[Start of Extracted records]

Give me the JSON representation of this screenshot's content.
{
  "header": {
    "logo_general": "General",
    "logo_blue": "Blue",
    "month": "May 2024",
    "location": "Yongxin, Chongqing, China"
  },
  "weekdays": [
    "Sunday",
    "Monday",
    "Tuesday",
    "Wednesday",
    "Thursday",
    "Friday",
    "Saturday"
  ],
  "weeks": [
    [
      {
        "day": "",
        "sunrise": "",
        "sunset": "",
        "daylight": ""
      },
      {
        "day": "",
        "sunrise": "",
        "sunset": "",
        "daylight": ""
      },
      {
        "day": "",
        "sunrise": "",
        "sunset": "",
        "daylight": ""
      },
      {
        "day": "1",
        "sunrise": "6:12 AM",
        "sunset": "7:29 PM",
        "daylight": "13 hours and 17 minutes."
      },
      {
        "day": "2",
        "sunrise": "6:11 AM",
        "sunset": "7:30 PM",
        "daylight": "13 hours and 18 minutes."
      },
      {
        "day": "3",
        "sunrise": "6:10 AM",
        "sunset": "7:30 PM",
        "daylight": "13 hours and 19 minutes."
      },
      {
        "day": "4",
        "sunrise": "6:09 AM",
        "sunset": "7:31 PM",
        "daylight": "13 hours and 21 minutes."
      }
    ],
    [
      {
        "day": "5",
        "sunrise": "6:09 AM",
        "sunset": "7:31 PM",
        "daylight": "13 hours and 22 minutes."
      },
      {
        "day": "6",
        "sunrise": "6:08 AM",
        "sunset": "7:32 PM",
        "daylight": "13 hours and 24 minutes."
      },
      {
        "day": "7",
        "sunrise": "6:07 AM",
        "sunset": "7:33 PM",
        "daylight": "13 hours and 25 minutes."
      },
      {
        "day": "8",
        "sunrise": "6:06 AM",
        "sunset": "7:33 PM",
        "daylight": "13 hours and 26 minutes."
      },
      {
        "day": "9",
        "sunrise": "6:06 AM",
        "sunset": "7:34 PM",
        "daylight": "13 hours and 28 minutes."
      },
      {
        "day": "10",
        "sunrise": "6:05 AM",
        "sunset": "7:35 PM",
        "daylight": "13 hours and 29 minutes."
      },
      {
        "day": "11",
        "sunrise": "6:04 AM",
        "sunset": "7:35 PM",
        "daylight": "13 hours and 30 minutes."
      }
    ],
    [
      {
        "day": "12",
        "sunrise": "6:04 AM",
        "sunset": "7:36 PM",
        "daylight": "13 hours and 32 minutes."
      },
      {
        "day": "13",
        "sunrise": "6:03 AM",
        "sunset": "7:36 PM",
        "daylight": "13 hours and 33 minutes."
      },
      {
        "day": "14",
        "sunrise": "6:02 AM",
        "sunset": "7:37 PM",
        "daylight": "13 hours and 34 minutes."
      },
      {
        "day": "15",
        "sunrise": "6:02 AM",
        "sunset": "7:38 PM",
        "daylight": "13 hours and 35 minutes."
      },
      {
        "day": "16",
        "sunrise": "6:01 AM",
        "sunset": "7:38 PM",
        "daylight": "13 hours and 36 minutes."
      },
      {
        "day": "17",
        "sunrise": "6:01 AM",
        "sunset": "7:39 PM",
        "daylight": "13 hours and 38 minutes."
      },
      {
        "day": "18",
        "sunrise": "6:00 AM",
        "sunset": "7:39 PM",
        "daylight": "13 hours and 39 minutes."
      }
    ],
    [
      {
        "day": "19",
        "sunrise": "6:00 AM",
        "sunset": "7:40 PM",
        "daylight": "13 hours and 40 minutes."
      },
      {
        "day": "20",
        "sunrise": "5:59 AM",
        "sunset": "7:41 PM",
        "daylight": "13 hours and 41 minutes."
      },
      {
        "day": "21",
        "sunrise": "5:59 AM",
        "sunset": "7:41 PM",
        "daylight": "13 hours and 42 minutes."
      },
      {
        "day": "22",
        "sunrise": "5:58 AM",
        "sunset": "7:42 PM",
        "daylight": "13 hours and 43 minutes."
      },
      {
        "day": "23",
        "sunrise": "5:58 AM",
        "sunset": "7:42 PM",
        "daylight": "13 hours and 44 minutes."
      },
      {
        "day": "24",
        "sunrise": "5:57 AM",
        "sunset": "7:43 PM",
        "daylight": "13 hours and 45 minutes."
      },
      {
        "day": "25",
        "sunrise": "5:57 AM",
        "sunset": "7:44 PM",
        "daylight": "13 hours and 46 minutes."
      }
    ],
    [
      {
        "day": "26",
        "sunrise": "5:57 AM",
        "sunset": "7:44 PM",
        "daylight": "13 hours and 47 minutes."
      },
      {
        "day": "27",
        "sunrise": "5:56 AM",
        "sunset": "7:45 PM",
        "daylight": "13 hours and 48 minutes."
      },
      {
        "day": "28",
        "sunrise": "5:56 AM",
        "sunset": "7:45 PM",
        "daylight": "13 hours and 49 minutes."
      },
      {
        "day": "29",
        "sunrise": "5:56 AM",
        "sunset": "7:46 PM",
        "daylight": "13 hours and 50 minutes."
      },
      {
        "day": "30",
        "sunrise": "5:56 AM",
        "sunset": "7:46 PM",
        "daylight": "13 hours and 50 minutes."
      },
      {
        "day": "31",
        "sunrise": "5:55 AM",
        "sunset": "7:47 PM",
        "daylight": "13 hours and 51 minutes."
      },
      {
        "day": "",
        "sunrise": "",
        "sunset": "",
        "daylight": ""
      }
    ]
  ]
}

[End of Extracted records]

Directive
Every line above should be printed again exactly as it stands.

Final result
Give me the JSON representation of this screenshot's content.
{
  "header": {
    "logo_general": "General",
    "logo_blue": "Blue",
    "month": "May 2024",
    "location": "Yongxin, Chongqing, China"
  },
  "weekdays": [
    "Sunday",
    "Monday",
    "Tuesday",
    "Wednesday",
    "Thursday",
    "Friday",
    "Saturday"
  ],
  "weeks": [
    [
      {
        "day": "",
        "sunrise": "",
        "sunset": "",
        "daylight": ""
      },
      {
        "day": "",
        "sunrise": "",
        "sunset": "",
        "daylight": ""
      },
      {
        "day": "",
        "sunrise": "",
        "sunset": "",
        "daylight": ""
      },
      {
        "day": "1",
        "sunrise": "6:12 AM",
        "sunset": "7:29 PM",
        "daylight": "13 hours and 17 minutes."
      },
      {
        "day": "2",
        "sunrise": "6:11 AM",
        "sunset": "7:30 PM",
        "daylight": "13 hours and 18 minutes."
      },
      {
        "day": "3",
        "sunrise": "6:10 AM",
        "sunset": "7:30 PM",
        "daylight": "13 hours and 19 minutes."
      },
      {
        "day": "4",
        "sunrise": "6:09 AM",
        "sunset": "7:31 PM",
        "daylight": "13 hours and 21 minutes."
      }
    ],
    [
      {
        "day": "5",
        "sunrise": "6:09 AM",
        "sunset": "7:31 PM",
        "daylight": "13 hours and 22 minutes."
      },
      {
        "day": "6",
        "sunrise": "6:08 AM",
        "sunset": "7:32 PM",
        "daylight": "13 hours and 24 minutes."
      },
      {
        "day": "7",
        "sunrise": "6:07 AM",
        "sunset": "7:33 PM",
        "daylight": "13 hours and 25 minutes."
      },
      {
        "day": "8",
        "sunrise": "6:06 AM",
        "sunset": "7:33 PM",
        "daylight": "13 hours and 26 minutes."
      },
      {
        "day": "9",
        "sunrise": "6:06 AM",
        "sunset": "7:34 PM",
        "daylight": "13 hours and 28 minutes."
      },
      {
        "day": "10",
        "sunrise": "6:05 AM",
        "sunset": "7:35 PM",
        "daylight": "13 hours and 29 minutes."
      },
      {
        "day": "11",
        "sunrise": "6:04 AM",
        "sunset": "7:35 PM",
        "daylight": "13 hours and 30 minutes."
      }
    ],
    [
      {
        "day": "12",
        "sunrise": "6:04 AM",
        "sunset": "7:36 PM",
        "daylight": "13 hours and 32 minutes."
      },
      {
        "day": "13",
        "sunrise": "6:03 AM",
        "sunset": "7:36 PM",
        "daylight": "13 hours and 33 minutes."
      },
      {
        "day": "14",
        "sunrise": "6:02 AM",
        "sunset": "7:37 PM",
        "daylight": "13 hours and 34 minutes."
      },
      {
        "day": "15",
        "sunrise": "6:02 AM",
        "sunset": "7:38 PM",
        "daylight": "13 hours and 35 minutes."
      },
      {
        "day": "16",
        "sunrise": "6:01 AM",
        "sunset": "7:38 PM",
        "daylight": "13 hours and 36 minutes."
      },
      {
        "day": "17",
        "sunrise": "6:01 AM",
        "sunset": "7:39 PM",
        "daylight": "13 hours and 38 minutes."
      },
      {
        "day": "18",
        "sunrise": "6:00 AM",
        "sunset": "7:39 PM",
        "daylight": "13 hours and 39 minutes."
      }
    ],
    [
      {
        "day": "19",
        "sunrise": "6:00 AM",
        "sunset": "7:40 PM",
        "daylight": "13 hours and 40 minutes."
      },
      {
        "day": "20",
        "sunrise": "5:59 AM",
        "sunset": "7:41 PM",
        "daylight": "13 hours and 41 minutes."
      },
      {
        "day": "21",
        "sunrise": "5:59 AM",
        "sunset": "7:41 PM",
        "daylight": "13 hours and 42 minutes."
      },
      {
        "day": "22",
        "sunrise": "5:58 AM",
        "sunset": "7:42 PM",
        "daylight": "13 hours and 43 minutes."
      },
      {
        "day": "23",
        "sunrise": "5:58 AM",
        "sunset": "7:42 PM",
        "daylight": "13 hours and 44 minutes."
      },
      {
        "day": "24",
        "sunrise": "5:57 AM",
        "sunset": "7:43 PM",
        "daylight": "13 hours and 45 minutes."
      },
      {
        "day": "25",
        "sunrise": "5:57 AM",
        "sunset": "7:44 PM",
        "daylight": "13 hours and 46 minutes."
      }
    ],
    [
      {
        "day": "26",
        "sunrise": "5:57 AM",
        "sunset": "7:44 PM",
        "daylight": "13 hours and 47 minutes."
      },
      {
        "day": "27",
        "sunrise": "5:56 AM",
        "sunset": "7:45 PM",
        "daylight": "13 hours and 48 minutes."
      },
      {
        "day": "28",
        "sunrise": "5:56 AM",
        "sunset": "7:45 PM",
        "daylight": "13 hours and 49 minutes."
      },
      {
        "day": "29",
        "sunrise": "5:56 AM",
        "sunset": "7:46 PM",
        "daylight": "13 hours and 50 minutes."
      },
      {
        "day": "30",
        "sunrise": "5:56 AM",
        "sunset": "7:46 PM",
        "daylight": "13 hours and 50 minutes."
      },
      {
        "day": "31",
        "sunrise": "5:55 AM",
        "sunset": "7:47 PM",
        "daylight": "13 hours and 51 minutes."
      },
      {
        "day": "",
        "sunrise": "",
        "sunset": "",
        "daylight": ""
      }
    ]
  ]
}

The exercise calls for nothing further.